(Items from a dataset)
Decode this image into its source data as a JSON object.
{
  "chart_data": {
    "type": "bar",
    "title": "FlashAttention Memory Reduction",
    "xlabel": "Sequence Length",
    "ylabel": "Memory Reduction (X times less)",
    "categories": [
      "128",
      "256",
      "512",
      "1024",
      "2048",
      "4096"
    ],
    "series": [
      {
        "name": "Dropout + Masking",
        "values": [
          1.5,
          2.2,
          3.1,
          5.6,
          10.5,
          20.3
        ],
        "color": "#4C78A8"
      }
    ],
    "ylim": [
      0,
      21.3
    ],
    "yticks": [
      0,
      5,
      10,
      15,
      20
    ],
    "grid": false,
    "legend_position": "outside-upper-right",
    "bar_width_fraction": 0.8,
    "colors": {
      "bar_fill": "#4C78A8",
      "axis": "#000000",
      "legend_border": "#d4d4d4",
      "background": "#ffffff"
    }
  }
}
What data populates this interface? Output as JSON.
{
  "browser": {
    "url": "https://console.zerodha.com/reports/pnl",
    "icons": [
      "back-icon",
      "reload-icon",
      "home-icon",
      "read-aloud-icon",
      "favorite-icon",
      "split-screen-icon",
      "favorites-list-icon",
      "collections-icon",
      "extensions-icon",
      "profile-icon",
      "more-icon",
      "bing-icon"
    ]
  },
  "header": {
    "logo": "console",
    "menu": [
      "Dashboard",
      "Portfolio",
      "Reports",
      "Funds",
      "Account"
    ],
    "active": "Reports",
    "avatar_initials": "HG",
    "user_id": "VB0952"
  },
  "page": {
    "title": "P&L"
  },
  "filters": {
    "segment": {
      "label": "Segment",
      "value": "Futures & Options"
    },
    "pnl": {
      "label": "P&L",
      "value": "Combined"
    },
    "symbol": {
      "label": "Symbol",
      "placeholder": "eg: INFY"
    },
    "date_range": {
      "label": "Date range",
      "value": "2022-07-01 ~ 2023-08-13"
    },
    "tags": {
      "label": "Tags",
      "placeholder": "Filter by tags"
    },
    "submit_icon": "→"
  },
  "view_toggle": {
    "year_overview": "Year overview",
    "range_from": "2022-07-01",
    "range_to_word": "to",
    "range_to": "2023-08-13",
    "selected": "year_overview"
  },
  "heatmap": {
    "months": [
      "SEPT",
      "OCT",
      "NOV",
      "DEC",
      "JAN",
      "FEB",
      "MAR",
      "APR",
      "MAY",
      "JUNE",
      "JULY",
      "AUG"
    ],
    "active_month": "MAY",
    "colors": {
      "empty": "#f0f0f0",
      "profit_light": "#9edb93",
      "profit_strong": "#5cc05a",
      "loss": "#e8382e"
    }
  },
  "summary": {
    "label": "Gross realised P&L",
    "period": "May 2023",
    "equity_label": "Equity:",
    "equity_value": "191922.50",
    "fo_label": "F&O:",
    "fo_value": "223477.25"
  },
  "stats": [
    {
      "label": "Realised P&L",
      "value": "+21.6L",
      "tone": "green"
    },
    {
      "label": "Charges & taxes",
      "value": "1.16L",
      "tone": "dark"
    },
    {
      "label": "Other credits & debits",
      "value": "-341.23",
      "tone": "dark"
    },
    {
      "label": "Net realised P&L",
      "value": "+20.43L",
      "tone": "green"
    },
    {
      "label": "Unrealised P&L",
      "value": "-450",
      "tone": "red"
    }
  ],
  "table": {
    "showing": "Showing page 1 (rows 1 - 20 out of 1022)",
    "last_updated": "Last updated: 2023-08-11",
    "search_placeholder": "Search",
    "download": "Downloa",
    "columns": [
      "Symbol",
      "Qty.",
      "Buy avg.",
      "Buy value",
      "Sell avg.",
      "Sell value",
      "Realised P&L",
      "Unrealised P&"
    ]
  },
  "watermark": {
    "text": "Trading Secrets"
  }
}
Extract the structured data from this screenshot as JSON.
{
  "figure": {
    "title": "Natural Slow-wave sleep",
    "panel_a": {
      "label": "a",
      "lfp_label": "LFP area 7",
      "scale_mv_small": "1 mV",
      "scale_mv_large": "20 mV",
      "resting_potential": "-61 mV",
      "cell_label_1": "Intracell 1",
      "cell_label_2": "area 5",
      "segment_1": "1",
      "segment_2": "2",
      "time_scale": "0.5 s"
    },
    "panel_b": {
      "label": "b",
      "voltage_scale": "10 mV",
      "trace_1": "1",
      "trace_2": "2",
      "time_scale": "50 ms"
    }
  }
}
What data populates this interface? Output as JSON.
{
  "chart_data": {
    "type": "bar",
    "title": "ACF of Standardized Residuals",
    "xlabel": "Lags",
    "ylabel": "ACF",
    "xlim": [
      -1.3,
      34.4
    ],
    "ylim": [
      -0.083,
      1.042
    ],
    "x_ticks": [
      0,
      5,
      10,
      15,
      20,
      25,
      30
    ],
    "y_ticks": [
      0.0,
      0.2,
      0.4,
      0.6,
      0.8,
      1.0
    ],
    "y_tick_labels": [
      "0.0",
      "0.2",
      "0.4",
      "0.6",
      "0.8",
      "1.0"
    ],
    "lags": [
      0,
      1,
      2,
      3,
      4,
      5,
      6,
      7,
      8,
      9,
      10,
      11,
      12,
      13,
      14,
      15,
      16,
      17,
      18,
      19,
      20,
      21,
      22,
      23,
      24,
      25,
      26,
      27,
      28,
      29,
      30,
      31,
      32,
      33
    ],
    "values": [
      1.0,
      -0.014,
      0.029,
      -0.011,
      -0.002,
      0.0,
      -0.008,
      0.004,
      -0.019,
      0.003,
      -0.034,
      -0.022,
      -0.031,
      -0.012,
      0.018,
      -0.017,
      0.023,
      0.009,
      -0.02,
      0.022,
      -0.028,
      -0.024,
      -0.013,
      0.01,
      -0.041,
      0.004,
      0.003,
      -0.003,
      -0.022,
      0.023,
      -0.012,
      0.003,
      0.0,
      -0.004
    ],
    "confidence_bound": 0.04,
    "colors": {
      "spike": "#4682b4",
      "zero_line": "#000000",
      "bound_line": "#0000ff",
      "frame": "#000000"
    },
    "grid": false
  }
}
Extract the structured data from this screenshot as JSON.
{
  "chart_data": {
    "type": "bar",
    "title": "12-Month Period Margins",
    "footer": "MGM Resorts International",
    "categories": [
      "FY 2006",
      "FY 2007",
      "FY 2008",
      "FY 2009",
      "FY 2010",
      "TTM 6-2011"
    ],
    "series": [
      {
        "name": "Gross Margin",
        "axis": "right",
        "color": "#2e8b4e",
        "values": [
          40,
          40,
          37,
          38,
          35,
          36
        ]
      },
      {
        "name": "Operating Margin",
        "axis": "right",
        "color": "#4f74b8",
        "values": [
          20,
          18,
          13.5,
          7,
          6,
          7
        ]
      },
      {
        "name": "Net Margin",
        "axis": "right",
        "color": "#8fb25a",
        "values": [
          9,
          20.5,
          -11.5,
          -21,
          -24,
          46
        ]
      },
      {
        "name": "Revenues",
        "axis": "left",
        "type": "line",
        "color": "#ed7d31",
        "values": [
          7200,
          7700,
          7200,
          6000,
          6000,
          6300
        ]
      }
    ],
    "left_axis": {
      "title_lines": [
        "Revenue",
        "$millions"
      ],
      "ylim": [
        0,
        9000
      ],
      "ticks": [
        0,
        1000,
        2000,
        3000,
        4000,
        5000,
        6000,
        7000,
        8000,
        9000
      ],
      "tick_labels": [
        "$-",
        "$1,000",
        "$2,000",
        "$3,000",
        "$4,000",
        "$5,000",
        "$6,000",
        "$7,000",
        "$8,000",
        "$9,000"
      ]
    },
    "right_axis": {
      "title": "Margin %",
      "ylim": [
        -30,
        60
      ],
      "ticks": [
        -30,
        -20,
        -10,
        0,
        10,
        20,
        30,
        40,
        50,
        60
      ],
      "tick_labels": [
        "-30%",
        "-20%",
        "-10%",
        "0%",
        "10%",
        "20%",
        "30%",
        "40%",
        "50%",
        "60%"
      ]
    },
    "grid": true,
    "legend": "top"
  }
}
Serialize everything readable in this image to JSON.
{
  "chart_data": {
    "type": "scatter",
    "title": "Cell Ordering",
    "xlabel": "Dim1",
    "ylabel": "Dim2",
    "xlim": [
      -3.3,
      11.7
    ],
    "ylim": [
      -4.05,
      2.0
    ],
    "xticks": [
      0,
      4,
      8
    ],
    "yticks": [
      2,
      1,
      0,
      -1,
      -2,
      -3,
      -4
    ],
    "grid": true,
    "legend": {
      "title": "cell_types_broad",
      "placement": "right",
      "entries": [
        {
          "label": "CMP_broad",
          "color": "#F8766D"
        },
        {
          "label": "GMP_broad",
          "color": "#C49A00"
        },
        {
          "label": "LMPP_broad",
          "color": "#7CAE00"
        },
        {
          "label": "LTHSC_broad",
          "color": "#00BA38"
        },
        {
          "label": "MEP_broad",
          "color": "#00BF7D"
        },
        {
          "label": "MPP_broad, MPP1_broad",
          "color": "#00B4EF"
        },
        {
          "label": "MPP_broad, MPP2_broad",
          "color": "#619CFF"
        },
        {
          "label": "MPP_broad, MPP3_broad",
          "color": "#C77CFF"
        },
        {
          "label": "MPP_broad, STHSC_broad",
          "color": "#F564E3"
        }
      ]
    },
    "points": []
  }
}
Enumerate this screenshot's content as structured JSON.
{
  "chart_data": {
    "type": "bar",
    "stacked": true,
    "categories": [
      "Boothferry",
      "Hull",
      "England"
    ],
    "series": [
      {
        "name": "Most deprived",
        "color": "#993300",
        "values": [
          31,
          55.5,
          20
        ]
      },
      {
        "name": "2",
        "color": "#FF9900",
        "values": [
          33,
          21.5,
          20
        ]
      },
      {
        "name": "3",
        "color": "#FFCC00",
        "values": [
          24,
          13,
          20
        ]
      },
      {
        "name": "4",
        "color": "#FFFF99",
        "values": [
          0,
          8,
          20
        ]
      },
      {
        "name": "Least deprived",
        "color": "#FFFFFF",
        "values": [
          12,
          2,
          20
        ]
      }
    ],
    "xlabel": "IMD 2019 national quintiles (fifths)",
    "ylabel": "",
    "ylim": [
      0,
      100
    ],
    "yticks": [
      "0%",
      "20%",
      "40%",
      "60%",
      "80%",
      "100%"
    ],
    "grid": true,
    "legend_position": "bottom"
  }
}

▶ Your goal
Nothing but the lines from the line with "Enumerate this screenshot's" to the last line of the listing above should appear; please retype them exactly, both ends included.

▶ Reply to the task
Enumerate this screenshot's content as structured JSON.
{
  "chart_data": {
    "type": "bar",
    "stacked": true,
    "categories": [
      "Boothferry",
      "Hull",
      "England"
    ],
    "series": [
      {
        "name": "Most deprived",
        "color": "#993300",
        "values": [
          31,
          55.5,
          20
        ]
      },
      {
        "name": "2",
        "color": "#FF9900",
        "values": [
          33,
          21.5,
          20
        ]
      },
      {
        "name": "3",
        "color": "#FFCC00",
        "values": [
          24,
          13,
          20
        ]
      },
      {
        "name": "4",
        "color": "#FFFF99",
        "values": [
          0,
          8,
          20
        ]
      },
      {
        "name": "Least deprived",
        "color": "#FFFFFF",
        "values": [
          12,
          2,
          20
        ]
      }
    ],
    "xlabel": "IMD 2019 national quintiles (fifths)",
    "ylabel": "",
    "ylim": [
      0,
      100
    ],
    "yticks": [
      "0%",
      "20%",
      "40%",
      "60%",
      "80%",
      "100%"
    ],
    "grid": true,
    "legend_position": "bottom"
  }
}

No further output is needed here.